___ DOCUMENT PASSAGE
Class Requirements​ This is a seminar – a discussion class – which means the success of the class depends on student participation. The most important requirements are that students 

*Attend all class sessions 

*Participate in class discussions 

*Do all reading and writing assignments 

*Deliver one in-class presentation 

A student’s record of attendance and participation in class discussion, together with the thoroughness of his or her preparation, will determine the success of our class and contribute the better part of the grade.

 

Schedule​ Note that all classes will take place on Wednesday afternoons, 1:30 p.m. – 3:50 p.m in Olin LC 115. 

Reading ​Our primary reading will draw largely from a series of novels and stories, and some actual apocalypses, which are listed below. These books have in common a predilection for “end times” thinking. I strongly urge you to obtain these books in your own copies, and in the edition specified, either from the school bookstore or from online suppliers, so that you will be able to highlight and annotate them as you read. 

Presentations ​Each student will make one presentation in class on one of our books or authors, or on a subject related to our assigned reading, or on another narrative of apocalypse, written or filmed. Use of multimedia is encouraged. Schedule your presentation in consultation with the course assistant. 

Writing​ Students will be assigned one final research paper of twelve pages. A précis of four sentences suggesting a topic and direction is due a month before the final paper.
______
___ DATA LISTING
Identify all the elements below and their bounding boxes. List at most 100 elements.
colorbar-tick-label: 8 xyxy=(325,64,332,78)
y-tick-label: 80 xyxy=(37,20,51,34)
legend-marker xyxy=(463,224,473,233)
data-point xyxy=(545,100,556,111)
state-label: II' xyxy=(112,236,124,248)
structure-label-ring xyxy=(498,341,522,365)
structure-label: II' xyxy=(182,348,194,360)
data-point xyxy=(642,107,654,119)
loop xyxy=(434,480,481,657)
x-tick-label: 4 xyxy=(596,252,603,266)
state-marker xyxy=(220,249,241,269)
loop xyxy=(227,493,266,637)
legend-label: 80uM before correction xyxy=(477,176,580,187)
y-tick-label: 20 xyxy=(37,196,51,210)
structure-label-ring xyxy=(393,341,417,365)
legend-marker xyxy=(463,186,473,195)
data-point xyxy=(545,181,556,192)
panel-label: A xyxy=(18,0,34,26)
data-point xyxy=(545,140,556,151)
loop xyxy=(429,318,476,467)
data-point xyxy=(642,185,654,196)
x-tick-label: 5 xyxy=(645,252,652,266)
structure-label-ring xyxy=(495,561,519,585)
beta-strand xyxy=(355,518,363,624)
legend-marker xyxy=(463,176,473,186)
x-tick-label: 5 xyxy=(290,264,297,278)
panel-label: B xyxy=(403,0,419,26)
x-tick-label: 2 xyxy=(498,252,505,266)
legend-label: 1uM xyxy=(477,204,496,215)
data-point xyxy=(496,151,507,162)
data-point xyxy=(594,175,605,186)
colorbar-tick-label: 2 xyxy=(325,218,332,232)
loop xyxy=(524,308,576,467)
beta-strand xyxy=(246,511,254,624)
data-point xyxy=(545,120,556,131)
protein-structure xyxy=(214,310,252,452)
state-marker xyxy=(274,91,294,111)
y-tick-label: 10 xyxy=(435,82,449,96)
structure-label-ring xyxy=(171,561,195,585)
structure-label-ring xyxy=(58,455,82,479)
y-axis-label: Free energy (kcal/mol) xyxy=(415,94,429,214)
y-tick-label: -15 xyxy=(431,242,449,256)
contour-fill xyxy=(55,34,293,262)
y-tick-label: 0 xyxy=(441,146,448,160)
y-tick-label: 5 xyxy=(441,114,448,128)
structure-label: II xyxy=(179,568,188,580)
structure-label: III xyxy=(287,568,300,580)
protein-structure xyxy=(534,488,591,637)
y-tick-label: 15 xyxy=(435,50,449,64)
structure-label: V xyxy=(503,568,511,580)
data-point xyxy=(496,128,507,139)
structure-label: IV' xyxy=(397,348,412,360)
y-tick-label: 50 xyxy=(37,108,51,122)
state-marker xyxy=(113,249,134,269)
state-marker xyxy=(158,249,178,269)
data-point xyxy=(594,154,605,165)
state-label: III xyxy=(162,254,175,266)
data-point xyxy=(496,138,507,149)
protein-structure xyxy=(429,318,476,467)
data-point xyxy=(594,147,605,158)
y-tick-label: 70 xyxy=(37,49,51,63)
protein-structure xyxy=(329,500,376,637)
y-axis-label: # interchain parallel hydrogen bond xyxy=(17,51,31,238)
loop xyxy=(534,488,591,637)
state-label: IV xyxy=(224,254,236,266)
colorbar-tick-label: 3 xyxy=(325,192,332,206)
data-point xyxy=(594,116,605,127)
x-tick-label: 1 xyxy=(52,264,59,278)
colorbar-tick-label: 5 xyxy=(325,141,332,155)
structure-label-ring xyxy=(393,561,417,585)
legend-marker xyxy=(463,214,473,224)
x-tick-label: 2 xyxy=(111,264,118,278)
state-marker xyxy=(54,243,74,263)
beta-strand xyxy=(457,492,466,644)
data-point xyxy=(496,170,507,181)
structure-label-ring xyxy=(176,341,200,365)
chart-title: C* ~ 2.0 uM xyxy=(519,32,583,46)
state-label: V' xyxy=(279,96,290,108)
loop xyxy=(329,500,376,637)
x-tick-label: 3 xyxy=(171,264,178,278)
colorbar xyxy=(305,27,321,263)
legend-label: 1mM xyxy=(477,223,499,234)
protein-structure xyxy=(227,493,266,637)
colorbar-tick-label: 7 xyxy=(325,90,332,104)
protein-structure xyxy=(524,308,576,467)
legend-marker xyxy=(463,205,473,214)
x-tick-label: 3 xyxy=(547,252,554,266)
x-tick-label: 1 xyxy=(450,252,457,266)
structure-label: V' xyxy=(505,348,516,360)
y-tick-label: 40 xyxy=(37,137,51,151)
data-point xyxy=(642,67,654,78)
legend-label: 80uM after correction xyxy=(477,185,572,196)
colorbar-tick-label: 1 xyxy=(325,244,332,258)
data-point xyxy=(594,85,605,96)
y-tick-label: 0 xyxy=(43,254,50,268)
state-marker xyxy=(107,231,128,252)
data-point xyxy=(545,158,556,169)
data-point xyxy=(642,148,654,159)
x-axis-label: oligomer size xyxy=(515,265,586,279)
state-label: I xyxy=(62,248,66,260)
______
__REQUIRED TASKS__
a. According to the seminar syllabus, why should students get their own copies of the books in the specified edition?
b. From the seminar syllabus, return everything from "Schedule​ Note that" down to "as you read.".
This material comes from a source unrelated to the seminar syllabus.

__OUTPUTS BY TASK__
a. Owning their own copies lets students highlight and annotate the books as they read.

b.
Schedule​ Note that all classes will take place on Wednesday afternoons, 1:30 p.m. – 3:50 p.m in Olin LC 115. 

Reading ​Our primary reading will draw largely from a series of novels and stories, and some actual apocalypses, which are listed below. These books have in common a predilection for “end times” thinking. I strongly urge you to obtain these books in your own copies, and in the edition specified, either from the school bookstore or from online suppliers, so that you will be able to highlight and annotate them as you read.